### Page
++++++++++

Anyway, I also just came across this article from examiner.com on typeface - talking to a few leading designers about fonts and what they mean. How you learn their nuances and how they can be used and misused. Fascinating. 

I know there are those of you out there that change the default font on your computer because it works better for what you're doing. I know you're out there. I'm one of you. 


Posted by Kathryn Hunt at 3:36 PM EDT
Post Comment | Permalink
Monday, 4 May 2009
Night and Day

I've spent the last week taking authors to schools around Ottawa, and I've noticed a few things. One - it's really hard to see the tiny street signs they have in the suburbs when you're stuck behind one of those gargantuan SUVs. Two, if I never had to be anywhere near Woodroffe, or make another one-handed U-turn while getting directions from a school secretary on my cell phone with a nervous out-of-towner in the passenger seat, again, I'd be okay with that. Three, and perhaps the most important: there are oceans of difference from one school to the next, and it has absolutely everything to do with the teachers.

Children's authors take note. This is a story about one item on my Santa Claus list of naughty and nice schools.

My first school on Monday morning, driving around YA author Lesley Livingston (a wonderful person, who, I think, HarperCollins believes is a very hot ticket, maybe the next Melissa Marr or even the next Stephanie Meyer) was Bridlewood Public School, in Kanata.

What I do is to send out a message to the school boards to let them know that the Writers Festival will be bringing children's authors into town to read free at schools, and all they have to do is get back to me to say they're interested, and I'll try to get to as many schools as I can. Someone at Bridlewood got in touch with me, and said they'd love to have an author, and I booked a time with her over email. So, we hoisted the box of books and the popup banner, and headed in. 

When we walked into the office, the secretary looked up. "Hi," I said, "I'm with the Writers Festival, and this is the author who's supposed to be speaking this morning."

"Oh," she said. "I don't know anything about that. I'm subbing today."

There was a sort of weird silence. "Well," I said, "We're here... from the Writers Festival..."

"Who were you supposed to be looking for?" she asked. I told her. She looked at her list of contacts. 

"Oh," she said. "I don't have a number for her."

There was a sort of weird silence. "Um," I said, "can we maybe talk to the principal?"

She turned around in her chair. "Their doors are closed..." she said, and sort of trailed off. The weird silence came back. 

Finally I gave up, and decided to go check in the library. The woman in there seemed to have a notion that there was something going on, so I waved Lesley in, and we said hi. I set up the banner and we moved some tables and chairs to make room for the kids to sit on the floor. Eventually the principal came in and shook our hands and said hello, but then she left again. We stood around as the students - grades 7-8 - filed in and sat down. Chatted a bit with the kids, who wanted to know if we were sisters, because we really do look like we could be related. Then a teacher came over and introduced himself, asked if we were writers, and what this whole thing was about, with the Writers Festival and all. I explained that Lesley was actually the writer, and that I was here with the 'Think Ink' program of the Festival. Yes, I did write myself, as well as work at the Festival, but Lesley was the one who was really here to speak.

++++++++++

### Material provided

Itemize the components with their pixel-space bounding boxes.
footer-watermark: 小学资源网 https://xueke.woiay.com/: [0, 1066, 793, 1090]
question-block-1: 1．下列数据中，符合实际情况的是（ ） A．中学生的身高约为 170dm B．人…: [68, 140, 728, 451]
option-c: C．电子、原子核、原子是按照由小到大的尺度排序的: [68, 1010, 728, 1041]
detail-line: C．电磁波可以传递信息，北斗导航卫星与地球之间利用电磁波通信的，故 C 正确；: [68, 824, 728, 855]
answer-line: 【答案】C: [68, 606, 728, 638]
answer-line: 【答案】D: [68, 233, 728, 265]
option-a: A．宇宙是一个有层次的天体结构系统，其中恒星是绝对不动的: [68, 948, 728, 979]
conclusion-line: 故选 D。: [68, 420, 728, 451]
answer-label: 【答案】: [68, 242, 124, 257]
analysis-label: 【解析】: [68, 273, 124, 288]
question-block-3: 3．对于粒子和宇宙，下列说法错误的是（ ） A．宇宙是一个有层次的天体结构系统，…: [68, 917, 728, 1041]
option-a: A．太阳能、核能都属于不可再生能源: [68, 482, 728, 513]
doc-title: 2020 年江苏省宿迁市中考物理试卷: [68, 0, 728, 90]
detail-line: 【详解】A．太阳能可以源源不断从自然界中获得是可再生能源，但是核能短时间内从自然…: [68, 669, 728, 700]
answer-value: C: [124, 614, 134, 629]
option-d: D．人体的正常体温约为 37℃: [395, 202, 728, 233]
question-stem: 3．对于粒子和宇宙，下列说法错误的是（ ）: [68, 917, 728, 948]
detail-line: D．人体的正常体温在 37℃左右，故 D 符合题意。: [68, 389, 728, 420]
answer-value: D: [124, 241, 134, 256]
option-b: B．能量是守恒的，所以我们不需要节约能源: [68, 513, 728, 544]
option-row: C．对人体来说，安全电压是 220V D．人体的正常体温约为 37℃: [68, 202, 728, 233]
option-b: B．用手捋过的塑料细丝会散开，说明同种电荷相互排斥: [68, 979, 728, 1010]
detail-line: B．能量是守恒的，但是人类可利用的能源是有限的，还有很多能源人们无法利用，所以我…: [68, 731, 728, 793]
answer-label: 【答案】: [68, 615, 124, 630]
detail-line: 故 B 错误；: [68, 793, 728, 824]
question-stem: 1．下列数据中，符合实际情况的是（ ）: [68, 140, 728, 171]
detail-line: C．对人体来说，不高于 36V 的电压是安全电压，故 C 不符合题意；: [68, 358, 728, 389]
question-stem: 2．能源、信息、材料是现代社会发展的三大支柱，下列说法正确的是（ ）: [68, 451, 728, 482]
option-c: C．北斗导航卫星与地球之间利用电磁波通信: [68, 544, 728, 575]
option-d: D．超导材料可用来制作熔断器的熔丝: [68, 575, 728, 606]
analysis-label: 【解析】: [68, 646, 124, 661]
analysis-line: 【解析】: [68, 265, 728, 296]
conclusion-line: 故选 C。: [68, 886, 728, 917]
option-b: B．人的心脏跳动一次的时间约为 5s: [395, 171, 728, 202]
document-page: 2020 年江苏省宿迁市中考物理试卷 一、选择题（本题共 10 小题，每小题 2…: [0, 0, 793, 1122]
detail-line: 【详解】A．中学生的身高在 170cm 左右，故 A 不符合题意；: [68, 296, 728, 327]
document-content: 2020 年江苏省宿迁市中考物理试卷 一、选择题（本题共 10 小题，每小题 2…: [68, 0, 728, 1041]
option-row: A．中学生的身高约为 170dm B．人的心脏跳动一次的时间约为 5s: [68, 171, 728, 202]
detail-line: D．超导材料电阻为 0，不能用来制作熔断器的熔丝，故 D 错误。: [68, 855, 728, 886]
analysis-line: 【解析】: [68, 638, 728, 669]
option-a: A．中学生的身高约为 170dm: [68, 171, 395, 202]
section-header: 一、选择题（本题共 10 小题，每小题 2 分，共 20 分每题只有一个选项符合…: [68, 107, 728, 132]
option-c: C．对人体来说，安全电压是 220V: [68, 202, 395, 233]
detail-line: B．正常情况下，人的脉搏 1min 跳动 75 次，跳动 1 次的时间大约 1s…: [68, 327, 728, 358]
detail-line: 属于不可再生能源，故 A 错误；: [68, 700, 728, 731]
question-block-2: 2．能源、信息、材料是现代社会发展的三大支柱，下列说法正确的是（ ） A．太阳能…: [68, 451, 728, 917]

++++++++++

### Work to be completed
Write the next part of the blog post about the Writers Festival school visits, picking up right after its final sentence.

### Reply
He was the one that introduced us. "Good morning everyone" - or something like that - "We're very lucky today to have these two ladies with us from the" - he turned to check the poster - "International Writers Festival, and they're authors. So they're going to talk to you about writing and their Festival and what they do. So I want you to be good listeners." And then he pretty much left to go sit down. 

I glanced at Lesley, and then stepped forward, and pointed out that I worked for the Festival, and yeah, I did write, poetry, but that I wasn't going to be talking about writing, Lesley was going to do that. I gave my usual spiel about getting to meet a living writer, introduced Lesley and let her go. 

She was great. She's comfortable with audiences and with teens, so she did fine sitting on the table swinging her legs, reading, answering questions. But the kids got squirmier and squirmier, and started getting louder and louder. Lesley had to ask them to settle down a couple of times, and the teacher next to me just sat there, zoned out, staring at the wall across from her. Like all the rest of them. One teacher in the back raised his voice to tell people to settle down and remained on his feet; the others all sat there and abdicated for an hour.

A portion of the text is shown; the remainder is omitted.